Given data
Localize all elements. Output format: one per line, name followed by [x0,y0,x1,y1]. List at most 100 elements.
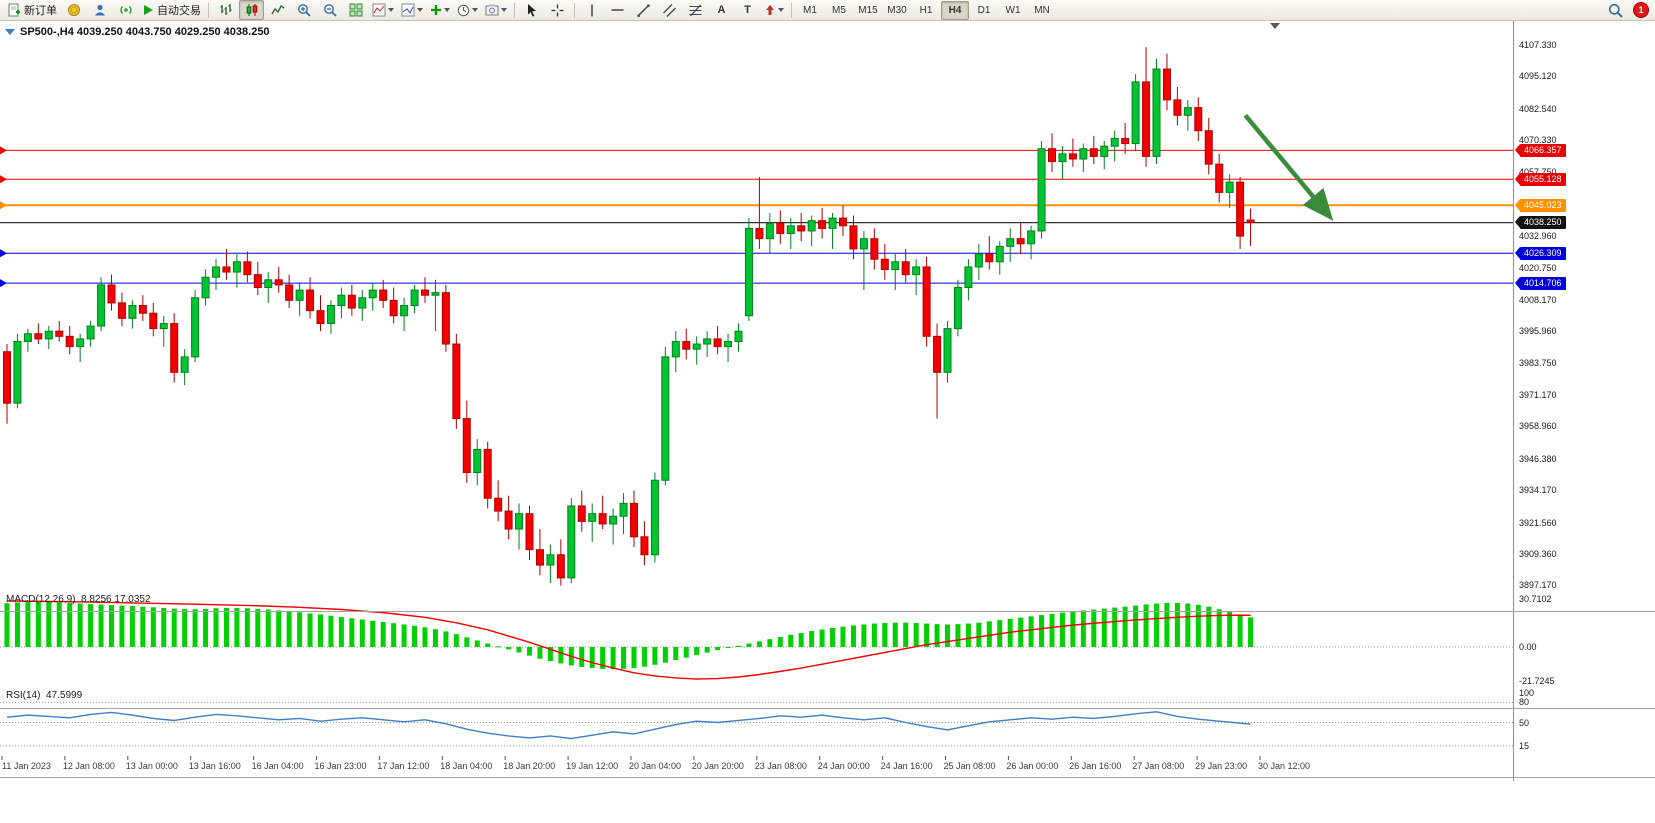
price-badge-4014.706[interactable]: 4014.706 [1515,276,1566,290]
bar-chart-mode-button[interactable] [213,0,238,20]
chart-shift-marker-icon[interactable] [1270,23,1280,29]
price-tick-label: 4008.170 [1519,294,1557,305]
timeframe-button-M5[interactable]: M5 [832,4,846,16]
community-button[interactable] [87,0,112,20]
timeframe-button-M30[interactable]: M30 [887,4,907,16]
current-price-badge-text: 4038.250 [1524,217,1562,228]
cursor-tool-button[interactable] [519,0,544,20]
macd-histogram-bar [600,647,606,669]
candle [1152,68,1161,157]
panel-separator[interactable] [0,611,1655,612]
candle [347,294,356,309]
label-tool-button[interactable]: T [735,0,760,20]
vertical-line-tool-button[interactable] [579,0,604,20]
dropdown-arrow-icon [472,8,478,12]
price-badge-4045.023[interactable]: 4045.023 [1515,198,1566,212]
timeframe-button-W1[interactable]: W1 [1005,4,1021,16]
toolbar-separator [574,2,575,18]
candle [1110,137,1119,147]
candlestick-mode-button[interactable] [239,0,264,20]
tile-windows-button[interactable] [343,0,368,20]
macd-histogram-bar [1070,611,1076,647]
candle [379,289,388,301]
macd-histogram-bar [4,603,10,647]
trend-arrow-annotation[interactable] [1243,113,1334,221]
macd-histogram-bar [1143,604,1149,647]
candle [1215,163,1224,193]
shapes-tool-button[interactable] [761,0,787,20]
indicators-menu-button[interactable] [369,0,397,20]
timeframe-button-MN[interactable]: MN [1034,4,1050,16]
candle [1089,148,1098,157]
candle [55,330,64,337]
rsi-line [6,711,1251,740]
macd-histogram-bar [850,625,856,647]
candle [65,335,74,348]
zoom-out-button[interactable] [317,0,342,20]
price-badge-4055.128[interactable]: 4055.128 [1515,172,1566,186]
chart-panel[interactable]: SP500-,H4 4039.250 4043.750 4029.250 403… [0,21,1513,781]
candle [525,513,534,551]
macd-histogram-bar [1122,606,1128,647]
candle [97,284,106,327]
candle [76,338,85,348]
horizontal-line-tool-button[interactable] [605,0,630,20]
dropdown-arrow-icon [778,8,784,12]
fibonacci-tool-button[interactable] [683,0,708,20]
news-button[interactable] [113,0,138,20]
price-tick-label: 4020.750 [1519,262,1557,273]
panel-separator[interactable] [0,708,1655,709]
price-badge-4066.357-text: 4066.357 [1524,144,1562,155]
line-chart-mode-button[interactable] [265,0,290,20]
timeframe-menu-button[interactable] [454,0,481,20]
macd-histogram-bar [798,632,804,647]
add-indicator-button[interactable] [427,0,453,20]
macd-histogram-bar [182,609,188,647]
candle [755,227,764,240]
macd-histogram-bar [119,605,125,647]
snapshot-menu-button[interactable] [482,0,510,20]
macd-histogram-bar [662,647,668,663]
macd-histogram-bar [88,604,94,647]
crosshair-tool-button[interactable] [545,0,570,20]
macd-histogram-bar [171,608,177,647]
candle [368,289,377,299]
objects-menu-button[interactable] [398,0,426,20]
text-tool-button[interactable]: A [709,0,734,20]
candle [1006,238,1015,247]
candle [912,266,921,276]
channel-tool-button[interactable] [657,0,682,20]
new-order-button[interactable]: 新订单 [4,0,60,20]
one-click-trading-arrow-icon[interactable] [5,29,15,35]
notification-badge[interactable]: 1 [1633,2,1649,18]
dropdown-arrow-icon [388,8,394,12]
add-plus-icon [431,5,441,15]
candle [985,253,994,263]
dropdown-arrow-icon [444,8,450,12]
price-scale[interactable]: 4107.330 4095.120 4082.540 4070.330 4057.750… [1513,21,1655,781]
candle [839,217,847,227]
dropdown-arrow-icon [417,8,423,12]
equidistant-channel-icon [663,3,676,17]
zoom-in-button[interactable] [291,0,316,20]
macd-histogram-bar [840,626,846,647]
candle [1142,81,1151,157]
trendline-tool-button[interactable] [631,0,656,20]
price-badge-4026.309[interactable]: 4026.309 [1515,246,1566,260]
search-button[interactable] [1603,0,1628,20]
market-depth-button[interactable] [61,0,86,20]
timeframe-button-H1[interactable]: H1 [919,4,933,16]
timeframe-button-M15[interactable]: M15 [858,4,878,16]
macd-histogram-bar [56,602,62,647]
timeframe-button-D1[interactable]: D1 [977,4,991,16]
macd-histogram-bar [788,634,794,647]
timeframe-button-H4[interactable]: H4 [941,0,969,20]
price-badge-4066.357[interactable]: 4066.357 [1515,143,1566,157]
time-axis-label: 11 Jan 2023 [2,761,51,771]
macd-histogram-bar [192,609,198,647]
auto-trading-button[interactable]: 自动交易 [139,0,204,20]
macd-histogram-bar [213,608,219,647]
macd-histogram-bar [736,645,741,647]
timeframe-button-M1[interactable]: M1 [803,4,817,16]
current-price-badge[interactable]: 4038.250 [1515,216,1566,230]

The exercise
Rewrite every line of the items above, replacing "macd-histogram-bar" with "macd-bar" wherever it occurs and leaving everything else unchanged. Omit the pictures.

Expected answer
Localize all elements. Output format: one per line, name followed by [x0,y0,x1,y1]. List at most 100 elements.
price-badge-4014.706[interactable]: 4014.706 [1515,276,1566,290]
bar-chart-mode-button[interactable] [213,0,238,20]
chart-shift-marker-icon[interactable] [1270,23,1280,29]
price-tick-label: 4008.170 [1519,294,1557,305]
timeframe-button-M5[interactable]: M5 [832,4,846,16]
community-button[interactable] [87,0,112,20]
timeframe-button-M30[interactable]: M30 [887,4,907,16]
current-price-badge-text: 4038.250 [1524,217,1562,228]
cursor-tool-button[interactable] [519,0,544,20]
macd-bar [600,647,606,669]
candle [1152,68,1161,157]
panel-separator[interactable] [0,611,1655,612]
candle [347,294,356,309]
label-tool-button[interactable]: T [735,0,760,20]
vertical-line-tool-button[interactable] [579,0,604,20]
dropdown-arrow-icon [472,8,478,12]
price-badge-4045.023[interactable]: 4045.023 [1515,198,1566,212]
timeframe-button-W1[interactable]: W1 [1005,4,1021,16]
toolbar-separator [574,2,575,18]
candle [1110,137,1119,147]
candlestick-mode-button[interactable] [239,0,264,20]
tile-windows-button[interactable] [343,0,368,20]
macd-bar [1070,611,1076,647]
candle [379,289,388,301]
macd-bar [4,603,10,647]
trend-arrow-annotation[interactable] [1243,113,1334,221]
macd-bar [1143,604,1149,647]
candle [1215,163,1224,193]
shapes-tool-button[interactable] [761,0,787,20]
indicators-menu-button[interactable] [369,0,397,20]
timeframe-button-MN[interactable]: MN [1034,4,1050,16]
candle [1089,148,1098,157]
candle [55,330,64,337]
rsi-line [6,711,1251,740]
macd-bar [850,625,856,647]
candle [65,335,74,348]
zoom-out-button[interactable] [317,0,342,20]
price-badge-4055.128[interactable]: 4055.128 [1515,172,1566,186]
chart-panel[interactable]: SP500-,H4 4039.250 4043.750 4029.250 403… [0,21,1513,781]
candle [525,513,534,551]
macd-bar [1122,606,1128,647]
candle [97,284,106,327]
candle [76,338,85,348]
horizontal-line-tool-button[interactable] [605,0,630,20]
dropdown-arrow-icon [778,8,784,12]
fibonacci-tool-button[interactable] [683,0,708,20]
news-button[interactable] [113,0,138,20]
price-tick-label: 4020.750 [1519,262,1557,273]
panel-separator[interactable] [0,708,1655,709]
price-badge-4066.357-text: 4066.357 [1524,144,1562,155]
line-chart-mode-button[interactable] [265,0,290,20]
timeframe-menu-button[interactable] [454,0,481,20]
macd-bar [798,632,804,647]
add-indicator-button[interactable] [427,0,453,20]
macd-bar [182,609,188,647]
candle [755,227,764,240]
macd-bar [119,605,125,647]
snapshot-menu-button[interactable] [482,0,510,20]
macd-bar [662,647,668,663]
macd-bar [88,604,94,647]
crosshair-tool-button[interactable] [545,0,570,20]
macd-bar [171,608,177,647]
candle [368,289,377,299]
objects-menu-button[interactable] [398,0,426,20]
text-tool-button[interactable]: A [709,0,734,20]
candle [1006,238,1015,247]
candle [912,266,921,276]
channel-tool-button[interactable] [657,0,682,20]
new-order-button[interactable]: 新订单 [4,0,60,20]
one-click-trading-arrow-icon[interactable] [5,29,15,35]
notification-badge[interactable]: 1 [1633,2,1649,18]
dropdown-arrow-icon [388,8,394,12]
add-plus-icon [431,5,441,15]
candle [985,253,994,263]
dropdown-arrow-icon [444,8,450,12]
price-scale[interactable]: 4107.330 4095.120 4082.540 4070.330 4057.750… [1513,21,1655,781]
candle [839,217,847,227]
dropdown-arrow-icon [417,8,423,12]
equidistant-channel-icon [663,3,676,17]
zoom-in-button[interactable] [291,0,316,20]
macd-bar [840,626,846,647]
candle [1142,81,1151,157]
trendline-tool-button[interactable] [631,0,656,20]
price-badge-4026.309[interactable]: 4026.309 [1515,246,1566,260]
search-button[interactable] [1603,0,1628,20]
market-depth-button[interactable] [61,0,86,20]
timeframe-button-H1[interactable]: H1 [919,4,933,16]
timeframe-button-M15[interactable]: M15 [858,4,878,16]
macd-bar [56,602,62,647]
timeframe-button-D1[interactable]: D1 [977,4,991,16]
macd-bar [788,634,794,647]
timeframe-button-H4[interactable]: H4 [941,0,969,20]
price-badge-4066.357[interactable]: 4066.357 [1515,143,1566,157]
time-axis-label: 11 Jan 2023 [2,761,51,771]
macd-bar [192,609,198,647]
auto-trading-button[interactable]: 自动交易 [139,0,204,20]
macd-bar [213,608,219,647]
macd-bar [736,645,741,647]
timeframe-button-M1[interactable]: M1 [803,4,817,16]
current-price-badge[interactable]: 4038.250 [1515,216,1566,230]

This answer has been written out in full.